• [Work instructions] Present each line of the material as a row in a Markdown table with the columns "No." and "Entry," numbering the rows in order and leaving out blank lines.

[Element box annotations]

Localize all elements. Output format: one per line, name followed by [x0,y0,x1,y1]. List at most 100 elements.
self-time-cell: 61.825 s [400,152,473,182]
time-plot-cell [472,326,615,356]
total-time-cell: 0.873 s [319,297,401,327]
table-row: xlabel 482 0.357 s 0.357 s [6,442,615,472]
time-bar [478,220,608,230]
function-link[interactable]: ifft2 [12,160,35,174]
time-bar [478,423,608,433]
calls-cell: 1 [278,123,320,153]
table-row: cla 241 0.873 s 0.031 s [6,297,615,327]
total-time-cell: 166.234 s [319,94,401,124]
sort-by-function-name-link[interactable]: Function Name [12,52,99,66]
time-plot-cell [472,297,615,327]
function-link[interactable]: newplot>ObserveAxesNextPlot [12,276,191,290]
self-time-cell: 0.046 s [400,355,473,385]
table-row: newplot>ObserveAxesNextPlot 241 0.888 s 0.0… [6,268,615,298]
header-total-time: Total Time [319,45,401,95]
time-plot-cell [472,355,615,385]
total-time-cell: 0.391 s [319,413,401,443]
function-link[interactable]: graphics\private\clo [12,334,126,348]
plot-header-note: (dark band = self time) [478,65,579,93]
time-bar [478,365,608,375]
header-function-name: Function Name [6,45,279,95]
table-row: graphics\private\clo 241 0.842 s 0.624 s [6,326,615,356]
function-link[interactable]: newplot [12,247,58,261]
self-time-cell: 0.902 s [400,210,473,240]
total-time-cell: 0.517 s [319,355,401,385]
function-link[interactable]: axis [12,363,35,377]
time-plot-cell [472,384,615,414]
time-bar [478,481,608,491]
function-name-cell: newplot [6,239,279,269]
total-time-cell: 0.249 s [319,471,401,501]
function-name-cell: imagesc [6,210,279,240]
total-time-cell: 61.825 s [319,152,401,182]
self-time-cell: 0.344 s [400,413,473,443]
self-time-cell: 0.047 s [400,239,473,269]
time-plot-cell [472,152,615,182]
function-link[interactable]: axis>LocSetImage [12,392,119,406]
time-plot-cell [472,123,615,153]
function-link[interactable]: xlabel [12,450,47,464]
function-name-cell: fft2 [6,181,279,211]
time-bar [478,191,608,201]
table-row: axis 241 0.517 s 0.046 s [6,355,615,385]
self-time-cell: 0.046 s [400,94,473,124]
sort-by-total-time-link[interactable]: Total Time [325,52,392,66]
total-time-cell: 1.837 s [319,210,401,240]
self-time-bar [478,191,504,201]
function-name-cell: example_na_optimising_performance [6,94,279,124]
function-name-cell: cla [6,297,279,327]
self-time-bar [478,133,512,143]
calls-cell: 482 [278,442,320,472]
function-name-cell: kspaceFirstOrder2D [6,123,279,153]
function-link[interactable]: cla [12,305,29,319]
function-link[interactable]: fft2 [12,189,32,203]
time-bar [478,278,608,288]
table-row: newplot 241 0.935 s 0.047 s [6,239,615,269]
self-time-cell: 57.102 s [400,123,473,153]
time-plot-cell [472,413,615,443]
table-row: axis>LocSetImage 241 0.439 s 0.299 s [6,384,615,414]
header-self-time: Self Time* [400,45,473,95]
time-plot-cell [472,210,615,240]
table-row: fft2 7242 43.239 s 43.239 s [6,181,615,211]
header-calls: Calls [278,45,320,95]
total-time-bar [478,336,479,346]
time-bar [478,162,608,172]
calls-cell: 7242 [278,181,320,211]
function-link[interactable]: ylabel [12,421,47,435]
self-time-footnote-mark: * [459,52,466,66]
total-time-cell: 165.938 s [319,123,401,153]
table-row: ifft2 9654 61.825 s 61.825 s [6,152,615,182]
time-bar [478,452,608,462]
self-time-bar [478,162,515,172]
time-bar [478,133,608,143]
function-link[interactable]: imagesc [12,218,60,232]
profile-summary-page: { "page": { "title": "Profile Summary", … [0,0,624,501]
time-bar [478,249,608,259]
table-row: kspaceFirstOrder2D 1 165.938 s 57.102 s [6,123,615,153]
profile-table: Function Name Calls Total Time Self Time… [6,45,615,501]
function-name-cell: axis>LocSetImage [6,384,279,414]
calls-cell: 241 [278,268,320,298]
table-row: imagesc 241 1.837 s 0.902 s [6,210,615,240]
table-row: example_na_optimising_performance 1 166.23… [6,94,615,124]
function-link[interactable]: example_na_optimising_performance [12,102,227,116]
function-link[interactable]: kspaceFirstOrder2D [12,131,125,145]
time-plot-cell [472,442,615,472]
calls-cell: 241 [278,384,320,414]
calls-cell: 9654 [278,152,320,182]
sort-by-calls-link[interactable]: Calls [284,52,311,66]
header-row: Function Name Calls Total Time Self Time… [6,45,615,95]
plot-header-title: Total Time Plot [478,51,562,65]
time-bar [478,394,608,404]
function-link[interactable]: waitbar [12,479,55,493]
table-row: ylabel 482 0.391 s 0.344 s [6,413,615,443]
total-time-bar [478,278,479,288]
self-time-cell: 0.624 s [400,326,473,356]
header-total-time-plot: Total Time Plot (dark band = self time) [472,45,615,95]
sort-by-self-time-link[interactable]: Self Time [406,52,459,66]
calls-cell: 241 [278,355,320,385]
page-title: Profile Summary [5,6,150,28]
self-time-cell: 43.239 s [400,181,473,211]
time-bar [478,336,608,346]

• [Expected answer]
| No. | Entry |
|---|---|
| 1 | Localize all elements. Output format: one per line, name followed by [x0,y0,x1,y1]. List at most 100 elements. |
| 2 | self-time-cell: 61.825 s [400,152,473,182] |
| 3 | time-plot-cell [472,326,615,356] |
| 4 | total-time-cell: 0.873 s [319,297,401,327] |
| 5 | table-row: xlabel 482 0.357 s 0.357 s [6,442,615,472] |
| 6 | time-bar [478,220,608,230] |
| 7 | function-link[interactable]: ifft2 [12,160,35,174] |
| 8 | time-bar [478,423,608,433] |
| 9 | calls-cell: 1 [278,123,320,153] |
| 10 | table-row: cla 241 0.873 s 0.031 s [6,297,615,327] |
| 11 | total-time-cell: 166.234 s [319,94,401,124] |
| 12 | sort-by-function-name-link[interactable]: Function Name [12,52,99,66] |
| 13 | time-plot-cell [472,297,615,327] |
| 14 | function-link[interactable]: newplot>ObserveAxesNextPlot [12,276,191,290] |
| 15 | self-time-cell: 0.046 s [400,355,473,385] |
| 16 | table-row: newplot>ObserveAxesNextPlot 241 0.888 s 0.0… [6,268,615,298] |
| 17 | header-total-time: Total Time [319,45,401,95] |
| 18 | time-plot-cell [472,355,615,385] |
| 19 | total-time-cell: 0.391 s [319,413,401,443] |
| 20 | function-link[interactable]: graphics\private\clo [12,334,126,348] |
| 21 | plot-header-note: (dark band = self time) [478,65,579,93] |
| 22 | time-bar [478,365,608,375] |
| 23 | header-function-name: Function Name [6,45,279,95] |
| 24 | table-row: graphics\private\clo 241 0.842 s 0.624 s [6,326,615,356] |
| 25 | function-link[interactable]: newplot [12,247,58,261] |
| 26 | self-time-cell: 0.902 s [400,210,473,240] |
| 27 | total-time-cell: 0.517 s [319,355,401,385] |
| 28 | function-link[interactable]: axis [12,363,35,377] |
| 29 | time-plot-cell [472,384,615,414] |
| 30 | time-bar [478,481,608,491] |
| 31 | function-name-cell: newplot [6,239,279,269] |
| 32 | total-time-cell: 0.249 s [319,471,401,501] |
| 33 | function-name-cell: imagesc [6,210,279,240] |
| 34 | total-time-cell: 61.825 s [319,152,401,182] |
| 35 | self-time-cell: 0.344 s [400,413,473,443] |
| 36 | self-time-cell: 0.047 s [400,239,473,269] |
| 37 | time-plot-cell [472,152,615,182] |
| 38 | function-link[interactable]: axis>LocSetImage [12,392,119,406] |
| 39 | time-plot-cell [472,123,615,153] |
| 40 | function-link[interactable]: xlabel [12,450,47,464] |
| 41 | function-name-cell: fft2 [6,181,279,211] |
| 42 | time-bar [478,191,608,201] |
| 43 | table-row: axis 241 0.517 s 0.046 s [6,355,615,385] |
| 44 | self-time-cell: 0.046 s [400,94,473,124] |
| 45 | sort-by-total-time-link[interactable]: Total Time [325,52,392,66] |
| 46 | total-time-cell: 1.837 s [319,210,401,240] |
| 47 | self-time-bar [478,191,504,201] |
| 48 | function-name-cell: example_na_optimising_performance [6,94,279,124] |
| 49 | function-name-cell: cla [6,297,279,327] |
| 50 | self-time-bar [478,133,512,143] |
| 51 | calls-cell: 482 [278,442,320,472] |
| 52 | function-name-cell: kspaceFirstOrder2D [6,123,279,153] |
| 53 | function-link[interactable]: cla [12,305,29,319] |
| 54 | function-link[interactable]: fft2 [12,189,32,203] |
| 55 | time-bar [478,278,608,288] |
| 56 | table-row: newplot 241 0.935 s 0.047 s [6,239,615,269] |
| 57 | self-time-cell: 57.102 s [400,123,473,153] |
| 58 | time-plot-cell [472,413,615,443] |
| 59 | table-row: axis>LocSetImage 241 0.439 s 0.299 s [6,384,615,414] |
| 60 | header-self-time: Self Time* [400,45,473,95] |
| 61 | time-plot-cell [472,210,615,240] |
| 62 | table-row: fft2 7242 43.239 s 43.239 s [6,181,615,211] |
| 63 | header-calls: Calls [278,45,320,95] |
| 64 | total-time-bar [478,336,479,346] |
| 65 | time-bar [478,162,608,172] |
| 66 | calls-cell: 7242 [278,181,320,211] |
| 67 | function-link[interactable]: ylabel [12,421,47,435] |
| 68 | self-time-footnote-mark: * [459,52,466,66] |
| 69 | total-time-cell: 165.938 s [319,123,401,153] |
| 70 | table-row: ifft2 9654 61.825 s 61.825 s [6,152,615,182] |
| 71 | time-bar [478,452,608,462] |
| 72 | self-time-bar [478,162,515,172] |
| 73 | time-bar [478,133,608,143] |
| 74 | function-link[interactable]: imagesc [12,218,60,232] |
| 75 | profile-summary-page: { "page": { "title": "Profile Summary", … [0,0,624,501] |
| 76 | time-bar [478,249,608,259] |
| 77 | table-row: kspaceFirstOrder2D 1 165.938 s 57.102 s [6,123,615,153] |
| 78 | profile-table: Function Name Calls Total Time Self Time… [6,45,615,501] |
| 79 | function-name-cell: axis>LocSetImage [6,384,279,414] |
| 80 | calls-cell: 241 [278,268,320,298] |
| 81 | table-row: imagesc 241 1.837 s 0.902 s [6,210,615,240] |
| 82 | table-row: example_na_optimising_performance 1 166.23… [6,94,615,124] |
| 83 | function-link[interactable]: example_na_optimising_performance [12,102,227,116] |
| 84 | function-link[interactable]: kspaceFirstOrder2D [12,131,125,145] |
| 85 | time-plot-cell [472,442,615,472] |
| 86 | calls-cell: 241 [278,384,320,414] |
| 87 | calls-cell: 9654 [278,152,320,182] |
| 88 | sort-by-calls-link[interactable]: Calls [284,52,311,66] |
| 89 | header-row: Function Name Calls Total Time Self Time… [6,45,615,95] |
| 90 | plot-header-title: Total Time Plot [478,51,562,65] |
| 91 | time-bar [478,394,608,404] |
| 92 | function-link[interactable]: waitbar [12,479,55,493] |
| 93 | table-row: ylabel 482 0.391 s 0.344 s [6,413,615,443] |
| 94 | total-time-bar [478,278,479,288] |
| 95 | self-time-cell: 0.624 s [400,326,473,356] |
| 96 | header-total-time-plot: Total Time Plot (dark band = self time) [472,45,615,95] |
| 97 | sort-by-self-time-link[interactable]: Self Time [406,52,459,66] |
| 98 | calls-cell: 241 [278,355,320,385] |
| 99 | page-title: Profile Summary [5,6,150,28] |
| 100 | self-time-cell: 43.239 s [400,181,473,211] |
| 101 | time-bar [478,336,608,346] |